▸ PROBLEM REQUIREMENTS
Reproduce the listing below word for word, with no pictures.

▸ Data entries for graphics
(begin)
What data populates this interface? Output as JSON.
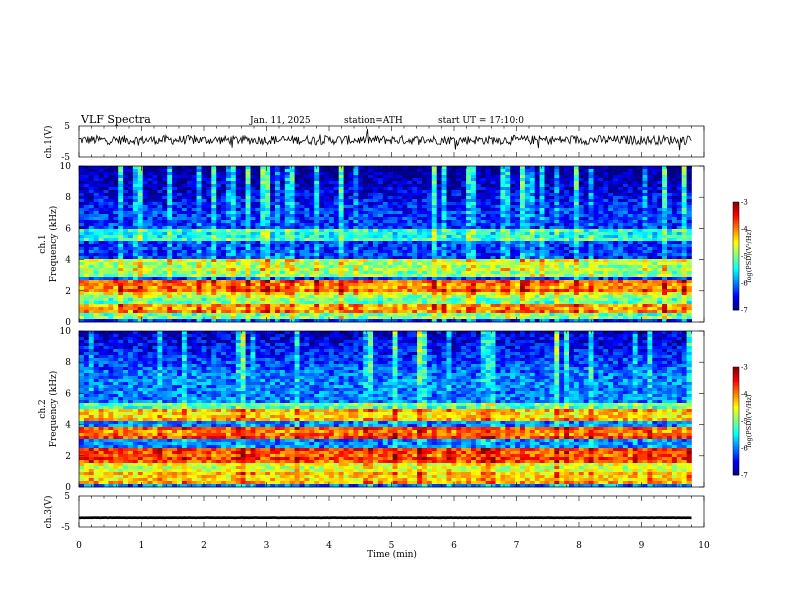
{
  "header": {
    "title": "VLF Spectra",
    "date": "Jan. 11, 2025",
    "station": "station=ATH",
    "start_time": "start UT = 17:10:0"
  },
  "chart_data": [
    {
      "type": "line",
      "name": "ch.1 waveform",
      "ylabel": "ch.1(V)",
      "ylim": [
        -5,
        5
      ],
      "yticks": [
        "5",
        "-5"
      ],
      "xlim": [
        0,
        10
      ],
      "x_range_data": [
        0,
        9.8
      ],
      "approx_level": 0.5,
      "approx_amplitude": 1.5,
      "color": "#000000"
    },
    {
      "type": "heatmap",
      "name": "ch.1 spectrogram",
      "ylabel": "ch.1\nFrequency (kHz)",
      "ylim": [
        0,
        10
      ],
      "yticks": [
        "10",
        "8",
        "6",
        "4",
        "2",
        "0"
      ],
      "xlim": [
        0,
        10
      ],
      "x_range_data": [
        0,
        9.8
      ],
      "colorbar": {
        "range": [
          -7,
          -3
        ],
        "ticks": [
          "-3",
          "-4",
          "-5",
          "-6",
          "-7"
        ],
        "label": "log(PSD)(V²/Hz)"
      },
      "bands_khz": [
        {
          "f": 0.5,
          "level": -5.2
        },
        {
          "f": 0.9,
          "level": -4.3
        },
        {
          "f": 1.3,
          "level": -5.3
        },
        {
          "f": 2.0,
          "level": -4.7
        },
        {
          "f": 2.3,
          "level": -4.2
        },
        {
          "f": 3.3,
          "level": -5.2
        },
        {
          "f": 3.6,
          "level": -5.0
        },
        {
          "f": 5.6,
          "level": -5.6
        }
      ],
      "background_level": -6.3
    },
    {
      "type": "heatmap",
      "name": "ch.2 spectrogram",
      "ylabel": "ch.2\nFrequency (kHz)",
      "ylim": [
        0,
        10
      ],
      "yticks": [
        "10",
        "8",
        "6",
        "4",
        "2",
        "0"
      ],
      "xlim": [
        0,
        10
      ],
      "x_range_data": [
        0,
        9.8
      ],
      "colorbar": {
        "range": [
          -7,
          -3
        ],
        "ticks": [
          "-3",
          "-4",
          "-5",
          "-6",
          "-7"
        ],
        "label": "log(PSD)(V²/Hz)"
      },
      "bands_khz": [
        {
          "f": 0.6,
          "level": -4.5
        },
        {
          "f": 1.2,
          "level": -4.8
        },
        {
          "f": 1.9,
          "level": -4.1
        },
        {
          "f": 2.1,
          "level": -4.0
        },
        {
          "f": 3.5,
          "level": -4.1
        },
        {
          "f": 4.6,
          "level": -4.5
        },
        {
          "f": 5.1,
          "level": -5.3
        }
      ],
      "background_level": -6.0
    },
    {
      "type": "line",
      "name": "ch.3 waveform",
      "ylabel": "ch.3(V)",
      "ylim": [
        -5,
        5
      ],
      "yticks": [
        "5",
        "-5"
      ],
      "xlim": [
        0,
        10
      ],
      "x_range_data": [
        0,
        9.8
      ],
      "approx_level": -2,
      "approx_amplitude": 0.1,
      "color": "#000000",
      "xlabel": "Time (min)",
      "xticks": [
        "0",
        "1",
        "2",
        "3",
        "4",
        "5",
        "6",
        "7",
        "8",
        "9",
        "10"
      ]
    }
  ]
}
(end)
▸ WORKED SOLUTION
What data populates this interface? Output as JSON.
{
  "header": {
    "title": "VLF Spectra",
    "date": "Jan. 11, 2025",
    "station": "station=ATH",
    "start_time": "start UT = 17:10:0"
  },
  "chart_data": [
    {
      "type": "line",
      "name": "ch.1 waveform",
      "ylabel": "ch.1(V)",
      "ylim": [
        -5,
        5
      ],
      "yticks": [
        "5",
        "-5"
      ],
      "xlim": [
        0,
        10
      ],
      "x_range_data": [
        0,
        9.8
      ],
      "approx_level": 0.5,
      "approx_amplitude": 1.5,
      "color": "#000000"
    },
    {
      "type": "heatmap",
      "name": "ch.1 spectrogram",
      "ylabel": "ch.1\nFrequency (kHz)",
      "ylim": [
        0,
        10
      ],
      "yticks": [
        "10",
        "8",
        "6",
        "4",
        "2",
        "0"
      ],
      "xlim": [
        0,
        10
      ],
      "x_range_data": [
        0,
        9.8
      ],
      "colorbar": {
        "range": [
          -7,
          -3
        ],
        "ticks": [
          "-3",
          "-4",
          "-5",
          "-6",
          "-7"
        ],
        "label": "log(PSD)(V²/Hz)"
      },
      "bands_khz": [
        {
          "f": 0.5,
          "level": -5.2
        },
        {
          "f": 0.9,
          "level": -4.3
        },
        {
          "f": 1.3,
          "level": -5.3
        },
        {
          "f": 2.0,
          "level": -4.7
        },
        {
          "f": 2.3,
          "level": -4.2
        },
        {
          "f": 3.3,
          "level": -5.2
        },
        {
          "f": 3.6,
          "level": -5.0
        },
        {
          "f": 5.6,
          "level": -5.6
        }
      ],
      "background_level": -6.3
    },
    {
      "type": "heatmap",
      "name": "ch.2 spectrogram",
      "ylabel": "ch.2\nFrequency (kHz)",
      "ylim": [
        0,
        10
      ],
      "yticks": [
        "10",
        "8",
        "6",
        "4",
        "2",
        "0"
      ],
      "xlim": [
        0,
        10
      ],
      "x_range_data": [
        0,
        9.8
      ],
      "colorbar": {
        "range": [
          -7,
          -3
        ],
        "ticks": [
          "-3",
          "-4",
          "-5",
          "-6",
          "-7"
        ],
        "label": "log(PSD)(V²/Hz)"
      },
      "bands_khz": [
        {
          "f": 0.6,
          "level": -4.5
        },
        {
          "f": 1.2,
          "level": -4.8
        },
        {
          "f": 1.9,
          "level": -4.1
        },
        {
          "f": 2.1,
          "level": -4.0
        },
        {
          "f": 3.5,
          "level": -4.1
        },
        {
          "f": 4.6,
          "level": -4.5
        },
        {
          "f": 5.1,
          "level": -5.3
        }
      ],
      "background_level": -6.0
    },
    {
      "type": "line",
      "name": "ch.3 waveform",
      "ylabel": "ch.3(V)",
      "ylim": [
        -5,
        5
      ],
      "yticks": [
        "5",
        "-5"
      ],
      "xlim": [
        0,
        10
      ],
      "x_range_data": [
        0,
        9.8
      ],
      "approx_level": -2,
      "approx_amplitude": 0.1,
      "color": "#000000",
      "xlabel": "Time (min)",
      "xticks": [
        "0",
        "1",
        "2",
        "3",
        "4",
        "5",
        "6",
        "7",
        "8",
        "9",
        "10"
      ]
    }
  ]
}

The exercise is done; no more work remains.